**WHAT THE TASK ASKS**
Transcribe the material below word for word, keeping every line, and leave the pictures out of your answer.

**MATERIAL TO PROCESS**

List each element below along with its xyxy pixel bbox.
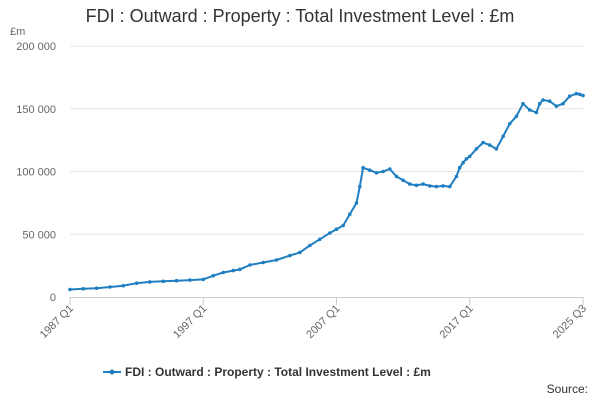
y-tick-label: 200 000 — [16, 41, 56, 53]
data-point — [481, 140, 485, 145]
data-point — [274, 258, 279, 262]
data-point — [161, 279, 166, 284]
x-tick-label: 2007 Q1 — [304, 303, 342, 341]
data-point — [298, 250, 302, 255]
data-point — [567, 94, 572, 98]
data-point — [428, 184, 432, 188]
data-point — [541, 98, 545, 102]
data-point — [534, 110, 539, 115]
data-point — [348, 212, 352, 216]
x-tick-label: 2025 Q3 — [551, 303, 589, 341]
data-point — [134, 281, 139, 286]
data-point — [408, 182, 412, 186]
data-point — [358, 184, 362, 189]
data-point — [448, 184, 452, 189]
data-point — [388, 167, 392, 171]
data-point — [487, 143, 492, 147]
data-point — [461, 160, 465, 165]
data-point — [581, 93, 585, 98]
source-label: Source: — [546, 382, 588, 396]
data-point — [341, 223, 346, 228]
data-point — [308, 243, 312, 248]
axes: 0 50 000 100 000 150 000 200 000 1987 Q1 1997 … — [16, 41, 589, 341]
data-point — [211, 273, 215, 278]
x-tick-label: 2017 Q1 — [438, 303, 476, 341]
data-point — [507, 122, 512, 126]
data-point — [434, 184, 439, 189]
data-point — [174, 278, 179, 283]
data-point — [457, 165, 462, 170]
data-point — [148, 280, 152, 284]
data-point — [501, 134, 505, 139]
data-point — [537, 101, 542, 106]
data-point — [421, 182, 425, 186]
data-point — [248, 263, 252, 267]
chart-title: FDI : Outward : Property : Total Investm… — [85, 6, 515, 26]
y-tick-label: 100 000 — [16, 167, 56, 179]
data-point — [561, 101, 565, 106]
y-tick-label: 50 000 — [22, 229, 56, 241]
data-point — [577, 92, 582, 97]
data-point — [221, 270, 225, 275]
data-point — [514, 114, 519, 119]
y-tick-label: 150 000 — [16, 104, 56, 116]
legend-item[interactable]: FDI : Outward : Property : Total Investm… — [103, 365, 431, 379]
x-tick-label: 1997 Q1 — [171, 303, 209, 341]
data-point — [108, 285, 112, 289]
legend[interactable]: FDI : Outward : Property : Total Investm… — [103, 365, 431, 379]
data-point — [547, 99, 552, 103]
y-axis-unit-label: £m — [10, 26, 26, 38]
data-point — [474, 147, 479, 151]
series-layer — [68, 91, 585, 292]
data-point — [368, 168, 372, 172]
data-point — [381, 169, 385, 174]
data-point — [238, 267, 242, 272]
data-point — [328, 231, 332, 235]
data-point — [188, 278, 192, 282]
data-point — [261, 260, 266, 265]
data-point — [441, 184, 445, 188]
data-point — [374, 171, 379, 175]
data-point — [201, 277, 205, 282]
legend-label: FDI : Outward : Property : Total Investm… — [125, 365, 431, 379]
data-point — [68, 287, 72, 292]
data-point — [414, 183, 419, 188]
legend-marker — [109, 369, 115, 375]
data-point — [401, 178, 405, 183]
data-point — [288, 253, 292, 258]
x-tick-label: 1987 Q1 — [38, 303, 76, 341]
y-tick-label: 0 — [50, 292, 56, 304]
data-point — [554, 104, 559, 108]
data-point — [334, 227, 339, 231]
data-point — [467, 154, 472, 159]
data-point — [231, 268, 235, 273]
data-point — [454, 174, 459, 179]
data-point — [574, 91, 579, 96]
series-line — [69, 92, 584, 291]
data-point — [394, 174, 399, 179]
data-point — [81, 287, 86, 291]
data-point — [464, 157, 469, 161]
data-point — [527, 108, 532, 112]
data-point — [494, 147, 499, 151]
data-point — [361, 165, 365, 170]
data-point — [521, 101, 525, 106]
data-point — [94, 286, 99, 291]
data-point — [354, 201, 359, 205]
data-point — [318, 237, 322, 242]
gridlines — [70, 45, 583, 235]
data-point — [121, 283, 126, 288]
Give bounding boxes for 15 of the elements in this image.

**ANSWER FOR THIS EXERCISE**
List each element below along with its xyxy pixel bbox.
y-tick-label: 200 000 — [16, 41, 56, 53]
data-point — [481, 140, 485, 145]
data-point — [274, 258, 279, 262]
data-point — [161, 279, 166, 284]
x-tick-label: 2007 Q1 — [304, 303, 342, 341]
data-point — [298, 250, 302, 255]
data-point — [567, 94, 572, 98]
data-point — [428, 184, 432, 188]
data-point — [541, 98, 545, 102]
data-point — [534, 110, 539, 115]
data-point — [348, 212, 352, 216]
x-tick-label: 2025 Q3 — [551, 303, 589, 341]
data-point — [134, 281, 139, 286]
data-point — [408, 182, 412, 186]
data-point — [358, 184, 362, 189]
data-point — [448, 184, 452, 189]
data-point — [388, 167, 392, 171]
data-point — [487, 143, 492, 147]
data-point — [461, 160, 465, 165]
data-point — [581, 93, 585, 98]
source-label: Source: — [546, 382, 588, 396]
data-point — [341, 223, 346, 228]
data-point — [308, 243, 312, 248]
axes: 0 50 000 100 000 150 000 200 000 1987 Q1 1997 … — [16, 41, 589, 341]
data-point — [211, 273, 215, 278]
x-tick-label: 2017 Q1 — [438, 303, 476, 341]
data-point — [507, 122, 512, 126]
data-point — [434, 184, 439, 189]
data-point — [174, 278, 179, 283]
data-point — [457, 165, 462, 170]
data-point — [148, 280, 152, 284]
data-point — [501, 134, 505, 139]
data-point — [537, 101, 542, 106]
data-point — [421, 182, 425, 186]
data-point — [248, 263, 252, 267]
chart-title: FDI : Outward : Property : Total Investm… — [85, 6, 515, 26]
y-tick-label: 100 000 — [16, 167, 56, 179]
data-point — [561, 101, 565, 106]
y-tick-label: 50 000 — [22, 229, 56, 241]
data-point — [577, 92, 582, 97]
data-point — [221, 270, 225, 275]
data-point — [514, 114, 519, 119]
y-tick-label: 150 000 — [16, 104, 56, 116]
legend-item[interactable]: FDI : Outward : Property : Total Investm… — [103, 365, 431, 379]
x-tick-label: 1997 Q1 — [171, 303, 209, 341]
data-point — [108, 285, 112, 289]
legend[interactable]: FDI : Outward : Property : Total Investm… — [103, 365, 431, 379]
data-point — [547, 99, 552, 103]
y-axis-unit-label: £m — [10, 26, 26, 38]
data-point — [474, 147, 479, 151]
series-layer — [68, 91, 585, 292]
data-point — [368, 168, 372, 172]
data-point — [381, 169, 385, 174]
data-point — [238, 267, 242, 272]
data-point — [328, 231, 332, 235]
data-point — [188, 278, 192, 282]
data-point — [261, 260, 266, 265]
data-point — [441, 184, 445, 188]
data-point — [374, 171, 379, 175]
data-point — [201, 277, 205, 282]
legend-label: FDI : Outward : Property : Total Investm… — [125, 365, 431, 379]
data-point — [68, 287, 72, 292]
data-point — [414, 183, 419, 188]
legend-marker — [109, 369, 115, 375]
data-point — [401, 178, 405, 183]
data-point — [288, 253, 292, 258]
x-tick-label: 1987 Q1 — [38, 303, 76, 341]
y-tick-label: 0 — [50, 292, 56, 304]
data-point — [554, 104, 559, 108]
data-point — [334, 227, 339, 231]
data-point — [467, 154, 472, 159]
data-point — [231, 268, 235, 273]
data-point — [454, 174, 459, 179]
data-point — [574, 91, 579, 96]
series-line — [69, 92, 584, 291]
data-point — [394, 174, 399, 179]
data-point — [81, 287, 86, 291]
data-point — [464, 157, 469, 161]
data-point — [527, 108, 532, 112]
data-point — [494, 147, 499, 151]
data-point — [361, 165, 365, 170]
data-point — [521, 101, 525, 106]
data-point — [94, 286, 99, 291]
data-point — [354, 201, 359, 205]
data-point — [318, 237, 322, 242]
gridlines — [70, 45, 583, 235]
data-point — [121, 283, 126, 288]
Give bounding boxes for 15 of the elements in this image.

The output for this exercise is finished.